__DIRECTIONS__
Without the pictures, reproduce the records that follow exactly.

__RECORDS PROVIDED__
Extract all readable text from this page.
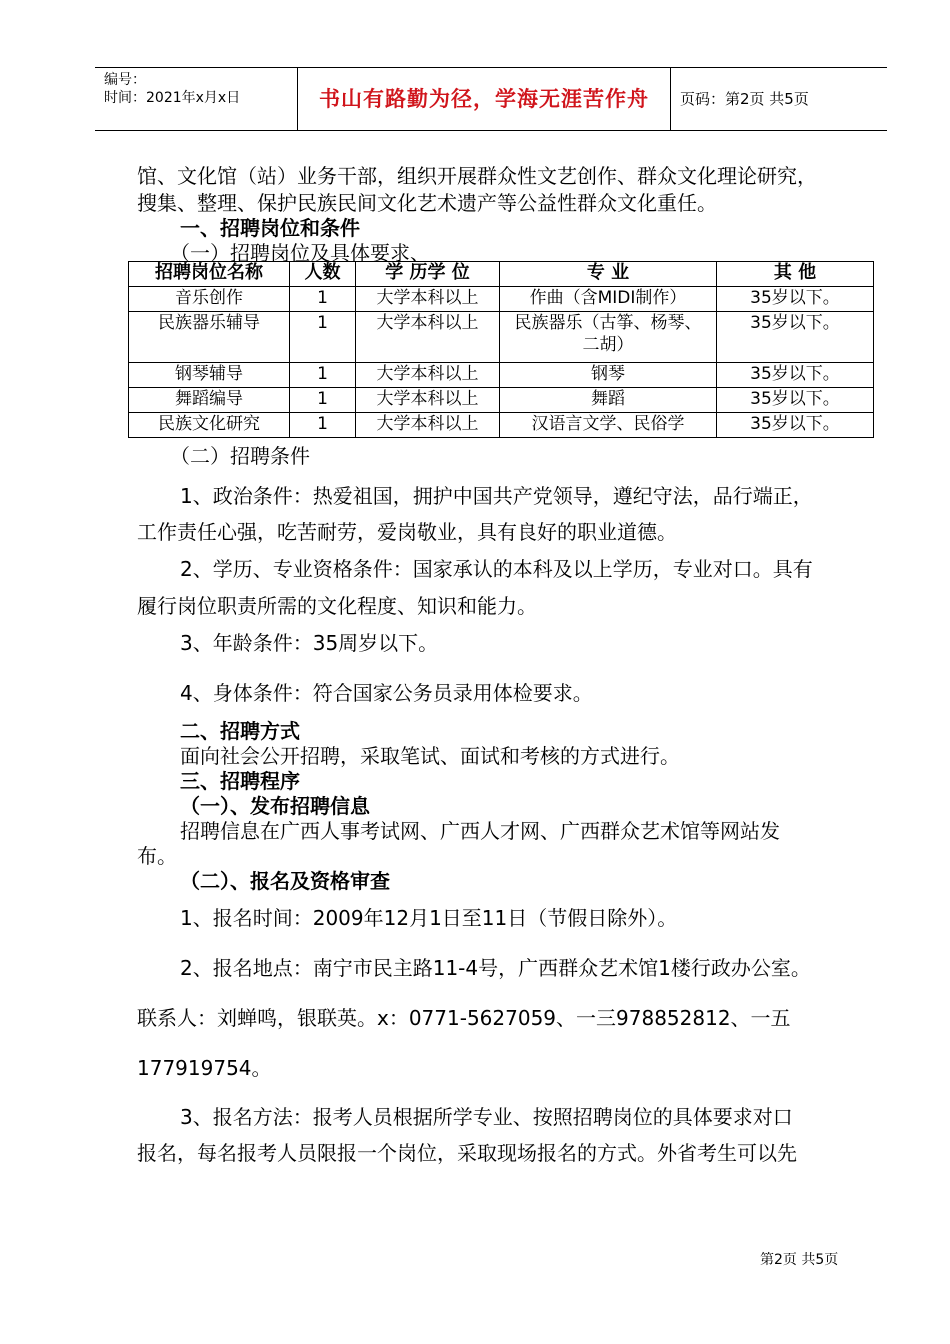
编号：
时间：2021年x月x日	书山有路勤为径，学海无涯苦作舟	页码：第2页 共5页
馆、文化馆（站）业务干部，组织开展群众性文艺创作、群众文化理论研究，
搜集、整理、保护民族民间文化艺术遗产等公益性群众文化重任。
一、招聘岗位和条件
（一）招聘岗位及具体要求、
招聘岗位名称	人数	学 历学 位	专 业	其 他
音乐创作	1	大学本科以上	作曲（含MIDI制作）	35岁以下。
民族器乐辅导	1	大学本科以上	民族器乐（古筝、杨琴、二胡）	35岁以下。
钢琴辅导	1	大学本科以上	钢琴	35岁以下。
舞蹈编导	1	大学本科以上	舞蹈	35岁以下。
民族文化研究	1	大学本科以上	汉语言文学、民俗学	35岁以下。
（二）招聘条件
1、政治条件：热爱祖国，拥护中国共产党领导，遵纪守法，品行端正，
工作责任心强，吃苦耐劳，爱岗敬业，具有良好的职业道德。
2、学历、专业资格条件：国家承认的本科及以上学历，专业对口。具有
履行岗位职责所需的文化程度、知识和能力。
3、年龄条件：35周岁以下。
4、身体条件：符合国家公务员录用体检要求。
二、招聘方式
面向社会公开招聘，采取笔试、面试和考核的方式进行。
三、招聘程序
（一）、发布招聘信息
招聘信息在广西人事考试网、广西人才网、广西群众艺术馆等网站发
布。
（二）、报名及资格审查
1、报名时间：2009年12月1日至11日（节假日除外）。
2、报名地点：南宁市民主路11-4号，广西群众艺术馆1楼行政办公室。
联系人：刘蝉鸣，银联英。x：0771-5627059、一三978852812、一五
177919754。
3、报名方法：报考人员根据所学专业、按照招聘岗位的具体要求对口
报名，每名报考人员限报一个岗位，采取现场报名的方式。外省考生可以先
第2页 共5页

__RESULT OF THE TASK__
Extract all readable text from this page.
编号：
时间：2021年x月x日	书山有路勤为径，学海无涯苦作舟	页码：第2页 共5页
馆、文化馆（站）业务干部，组织开展群众性文艺创作、群众文化理论研究，
搜集、整理、保护民族民间文化艺术遗产等公益性群众文化重任。
一、招聘岗位和条件
（一）招聘岗位及具体要求、
招聘岗位名称	人数	学 历学 位	专 业	其 他
音乐创作	1	大学本科以上	作曲（含MIDI制作）	35岁以下。
民族器乐辅导	1	大学本科以上	民族器乐（古筝、杨琴、二胡）	35岁以下。
钢琴辅导	1	大学本科以上	钢琴	35岁以下。
舞蹈编导	1	大学本科以上	舞蹈	35岁以下。
民族文化研究	1	大学本科以上	汉语言文学、民俗学	35岁以下。
（二）招聘条件
1、政治条件：热爱祖国，拥护中国共产党领导，遵纪守法，品行端正，
工作责任心强，吃苦耐劳，爱岗敬业，具有良好的职业道德。
2、学历、专业资格条件：国家承认的本科及以上学历，专业对口。具有
履行岗位职责所需的文化程度、知识和能力。
3、年龄条件：35周岁以下。
4、身体条件：符合国家公务员录用体检要求。
二、招聘方式
面向社会公开招聘，采取笔试、面试和考核的方式进行。
三、招聘程序
（一）、发布招聘信息
招聘信息在广西人事考试网、广西人才网、广西群众艺术馆等网站发
布。
（二）、报名及资格审查
1、报名时间：2009年12月1日至11日（节假日除外）。
2、报名地点：南宁市民主路11-4号，广西群众艺术馆1楼行政办公室。
联系人：刘蝉鸣，银联英。x：0771-5627059、一三978852812、一五
177919754。
3、报名方法：报考人员根据所学专业、按照招聘岗位的具体要求对口
报名，每名报考人员限报一个岗位，采取现场报名的方式。外省考生可以先
第2页 共5页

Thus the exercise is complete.